Entries taken from a collection:
(begin)

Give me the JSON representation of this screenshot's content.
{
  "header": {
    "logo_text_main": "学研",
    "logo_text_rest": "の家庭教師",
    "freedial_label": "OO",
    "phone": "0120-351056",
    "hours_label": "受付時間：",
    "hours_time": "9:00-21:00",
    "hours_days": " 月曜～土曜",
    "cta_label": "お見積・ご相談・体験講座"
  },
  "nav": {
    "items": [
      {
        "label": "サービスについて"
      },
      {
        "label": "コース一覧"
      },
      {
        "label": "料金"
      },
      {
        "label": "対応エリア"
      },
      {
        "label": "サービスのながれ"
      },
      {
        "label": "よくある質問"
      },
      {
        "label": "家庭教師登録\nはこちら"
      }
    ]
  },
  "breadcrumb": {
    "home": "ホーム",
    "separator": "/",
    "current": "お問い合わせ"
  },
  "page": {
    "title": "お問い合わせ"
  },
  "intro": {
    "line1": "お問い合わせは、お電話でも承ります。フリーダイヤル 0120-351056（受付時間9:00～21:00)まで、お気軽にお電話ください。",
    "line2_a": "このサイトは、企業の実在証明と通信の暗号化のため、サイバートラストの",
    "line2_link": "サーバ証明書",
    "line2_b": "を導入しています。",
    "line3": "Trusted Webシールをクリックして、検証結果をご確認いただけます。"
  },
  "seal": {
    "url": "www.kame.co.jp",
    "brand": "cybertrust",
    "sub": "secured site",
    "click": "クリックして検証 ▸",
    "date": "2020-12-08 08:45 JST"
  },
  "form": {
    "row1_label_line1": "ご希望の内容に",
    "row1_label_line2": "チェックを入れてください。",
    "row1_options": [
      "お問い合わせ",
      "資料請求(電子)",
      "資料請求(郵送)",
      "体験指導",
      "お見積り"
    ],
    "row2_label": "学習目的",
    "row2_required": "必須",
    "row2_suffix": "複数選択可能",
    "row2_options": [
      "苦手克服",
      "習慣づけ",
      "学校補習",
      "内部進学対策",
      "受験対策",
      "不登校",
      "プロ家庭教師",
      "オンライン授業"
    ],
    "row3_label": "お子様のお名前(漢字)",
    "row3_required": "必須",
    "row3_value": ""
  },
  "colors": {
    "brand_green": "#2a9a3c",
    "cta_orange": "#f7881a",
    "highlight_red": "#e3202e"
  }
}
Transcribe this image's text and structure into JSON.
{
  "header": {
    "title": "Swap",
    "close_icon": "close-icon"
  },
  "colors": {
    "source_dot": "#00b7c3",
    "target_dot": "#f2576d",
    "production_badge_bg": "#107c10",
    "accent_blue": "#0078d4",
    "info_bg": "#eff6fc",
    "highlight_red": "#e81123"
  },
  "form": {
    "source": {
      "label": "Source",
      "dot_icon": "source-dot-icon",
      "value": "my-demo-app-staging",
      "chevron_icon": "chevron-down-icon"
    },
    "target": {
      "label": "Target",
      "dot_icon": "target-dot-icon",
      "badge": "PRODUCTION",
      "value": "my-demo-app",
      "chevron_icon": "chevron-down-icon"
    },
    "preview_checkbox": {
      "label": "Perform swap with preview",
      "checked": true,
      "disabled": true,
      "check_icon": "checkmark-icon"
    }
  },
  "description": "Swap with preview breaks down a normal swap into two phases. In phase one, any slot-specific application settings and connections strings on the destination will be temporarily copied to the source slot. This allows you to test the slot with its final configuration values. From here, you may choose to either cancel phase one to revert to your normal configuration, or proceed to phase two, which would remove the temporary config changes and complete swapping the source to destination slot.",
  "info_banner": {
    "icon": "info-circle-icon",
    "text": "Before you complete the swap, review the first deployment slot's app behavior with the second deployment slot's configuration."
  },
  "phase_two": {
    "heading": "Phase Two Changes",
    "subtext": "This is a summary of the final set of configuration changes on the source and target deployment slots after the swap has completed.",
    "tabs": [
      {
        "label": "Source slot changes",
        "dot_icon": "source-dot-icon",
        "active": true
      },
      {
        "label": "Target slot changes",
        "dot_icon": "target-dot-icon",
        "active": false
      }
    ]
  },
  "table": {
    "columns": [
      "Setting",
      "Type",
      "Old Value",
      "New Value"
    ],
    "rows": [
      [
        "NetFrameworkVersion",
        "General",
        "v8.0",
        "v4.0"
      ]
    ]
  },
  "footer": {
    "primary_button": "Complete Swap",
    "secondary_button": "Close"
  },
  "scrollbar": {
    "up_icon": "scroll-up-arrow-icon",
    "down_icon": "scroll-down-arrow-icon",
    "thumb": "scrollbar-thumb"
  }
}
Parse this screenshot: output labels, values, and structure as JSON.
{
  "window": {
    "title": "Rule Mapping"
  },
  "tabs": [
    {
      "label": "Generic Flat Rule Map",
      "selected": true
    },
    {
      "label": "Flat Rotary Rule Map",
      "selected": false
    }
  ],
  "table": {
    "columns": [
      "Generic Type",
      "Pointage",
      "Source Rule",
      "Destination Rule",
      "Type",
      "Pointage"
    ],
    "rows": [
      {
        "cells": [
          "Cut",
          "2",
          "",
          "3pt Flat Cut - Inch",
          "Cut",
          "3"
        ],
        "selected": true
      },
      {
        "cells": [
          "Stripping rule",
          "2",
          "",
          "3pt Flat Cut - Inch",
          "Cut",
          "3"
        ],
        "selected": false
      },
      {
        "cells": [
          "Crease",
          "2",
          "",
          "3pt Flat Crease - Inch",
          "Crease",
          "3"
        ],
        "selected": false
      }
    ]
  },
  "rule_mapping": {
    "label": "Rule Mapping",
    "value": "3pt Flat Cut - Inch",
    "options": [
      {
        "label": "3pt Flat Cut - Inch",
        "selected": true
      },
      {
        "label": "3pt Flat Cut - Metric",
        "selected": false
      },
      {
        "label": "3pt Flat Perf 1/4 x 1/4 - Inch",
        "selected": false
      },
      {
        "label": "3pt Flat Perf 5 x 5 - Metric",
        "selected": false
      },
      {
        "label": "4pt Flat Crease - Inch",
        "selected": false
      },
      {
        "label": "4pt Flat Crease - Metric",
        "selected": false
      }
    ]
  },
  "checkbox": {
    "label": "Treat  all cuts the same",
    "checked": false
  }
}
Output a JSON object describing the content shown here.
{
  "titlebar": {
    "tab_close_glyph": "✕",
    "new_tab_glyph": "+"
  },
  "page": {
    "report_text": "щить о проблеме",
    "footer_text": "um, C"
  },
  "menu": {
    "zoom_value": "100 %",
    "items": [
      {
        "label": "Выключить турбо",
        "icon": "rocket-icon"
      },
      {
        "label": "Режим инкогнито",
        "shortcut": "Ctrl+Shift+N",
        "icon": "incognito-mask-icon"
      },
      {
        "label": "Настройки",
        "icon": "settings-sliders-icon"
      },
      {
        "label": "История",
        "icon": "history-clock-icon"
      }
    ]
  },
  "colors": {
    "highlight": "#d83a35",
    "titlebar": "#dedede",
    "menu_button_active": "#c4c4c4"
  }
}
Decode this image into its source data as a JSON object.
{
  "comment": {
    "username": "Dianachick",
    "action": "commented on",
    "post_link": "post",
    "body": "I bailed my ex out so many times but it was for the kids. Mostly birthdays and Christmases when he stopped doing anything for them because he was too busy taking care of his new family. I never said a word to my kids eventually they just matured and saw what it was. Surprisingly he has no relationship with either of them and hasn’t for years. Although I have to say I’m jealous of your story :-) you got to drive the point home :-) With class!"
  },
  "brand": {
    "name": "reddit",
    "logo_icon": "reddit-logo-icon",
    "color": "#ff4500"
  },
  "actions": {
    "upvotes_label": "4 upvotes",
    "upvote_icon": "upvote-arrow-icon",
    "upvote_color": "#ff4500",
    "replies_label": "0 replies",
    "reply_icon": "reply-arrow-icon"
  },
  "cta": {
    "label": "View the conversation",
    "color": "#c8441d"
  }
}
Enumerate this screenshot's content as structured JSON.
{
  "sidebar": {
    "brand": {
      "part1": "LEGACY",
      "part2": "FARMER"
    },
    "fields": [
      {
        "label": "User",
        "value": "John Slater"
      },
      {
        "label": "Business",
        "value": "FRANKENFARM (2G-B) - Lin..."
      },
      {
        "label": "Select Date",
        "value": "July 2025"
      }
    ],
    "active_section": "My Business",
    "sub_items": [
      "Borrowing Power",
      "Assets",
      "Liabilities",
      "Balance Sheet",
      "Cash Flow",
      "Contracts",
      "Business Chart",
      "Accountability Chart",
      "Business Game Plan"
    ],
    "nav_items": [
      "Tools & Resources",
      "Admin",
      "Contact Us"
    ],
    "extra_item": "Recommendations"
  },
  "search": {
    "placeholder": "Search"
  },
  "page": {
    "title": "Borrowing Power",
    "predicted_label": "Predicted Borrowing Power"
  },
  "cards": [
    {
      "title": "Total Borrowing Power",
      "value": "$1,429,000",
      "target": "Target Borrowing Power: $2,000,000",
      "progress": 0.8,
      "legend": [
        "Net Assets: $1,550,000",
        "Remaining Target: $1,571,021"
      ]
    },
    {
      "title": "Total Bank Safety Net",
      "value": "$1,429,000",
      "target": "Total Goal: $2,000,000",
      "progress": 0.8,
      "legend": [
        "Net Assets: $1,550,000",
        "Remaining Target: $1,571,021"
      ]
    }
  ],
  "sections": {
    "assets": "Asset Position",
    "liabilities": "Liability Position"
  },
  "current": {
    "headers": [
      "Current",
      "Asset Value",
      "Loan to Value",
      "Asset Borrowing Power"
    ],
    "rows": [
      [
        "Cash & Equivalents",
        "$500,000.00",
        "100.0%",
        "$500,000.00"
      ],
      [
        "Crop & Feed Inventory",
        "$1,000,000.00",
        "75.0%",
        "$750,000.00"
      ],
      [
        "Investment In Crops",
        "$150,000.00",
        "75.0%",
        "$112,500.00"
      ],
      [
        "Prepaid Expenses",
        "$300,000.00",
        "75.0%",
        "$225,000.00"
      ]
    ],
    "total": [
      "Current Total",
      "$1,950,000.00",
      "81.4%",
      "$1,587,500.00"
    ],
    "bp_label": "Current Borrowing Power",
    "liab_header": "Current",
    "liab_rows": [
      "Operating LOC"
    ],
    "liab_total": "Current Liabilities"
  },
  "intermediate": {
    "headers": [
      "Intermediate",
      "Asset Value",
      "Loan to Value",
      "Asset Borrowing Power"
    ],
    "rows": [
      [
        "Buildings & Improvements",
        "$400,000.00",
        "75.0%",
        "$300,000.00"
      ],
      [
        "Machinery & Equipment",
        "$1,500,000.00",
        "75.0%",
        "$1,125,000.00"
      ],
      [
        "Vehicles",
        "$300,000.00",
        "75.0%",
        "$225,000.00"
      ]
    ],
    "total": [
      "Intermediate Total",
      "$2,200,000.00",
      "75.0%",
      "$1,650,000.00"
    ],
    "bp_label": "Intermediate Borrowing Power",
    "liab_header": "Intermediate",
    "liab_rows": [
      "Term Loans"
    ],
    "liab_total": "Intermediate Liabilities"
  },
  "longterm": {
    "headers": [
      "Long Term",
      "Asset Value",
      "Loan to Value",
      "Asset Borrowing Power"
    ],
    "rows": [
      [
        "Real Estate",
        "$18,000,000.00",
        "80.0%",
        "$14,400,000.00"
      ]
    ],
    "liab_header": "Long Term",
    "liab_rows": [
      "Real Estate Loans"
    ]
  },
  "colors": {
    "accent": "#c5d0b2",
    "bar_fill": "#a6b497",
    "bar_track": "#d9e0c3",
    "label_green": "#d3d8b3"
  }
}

(end)

Short problem: Where a line above holds the string "Power", show that line.

Worked solution:
      "Borrowing Power",
    "title": "Borrowing Power",
    "predicted_label": "Predicted Borrowing Power"
      "title": "Total Borrowing Power",
      "target": "Target Borrowing Power: $2,000,000",
      "Asset Borrowing Power"
    "bp_label": "Current Borrowing Power",
      "Asset Borrowing Power"
    "bp_label": "Intermediate Borrowing Power",
      "Asset Borrowing Power"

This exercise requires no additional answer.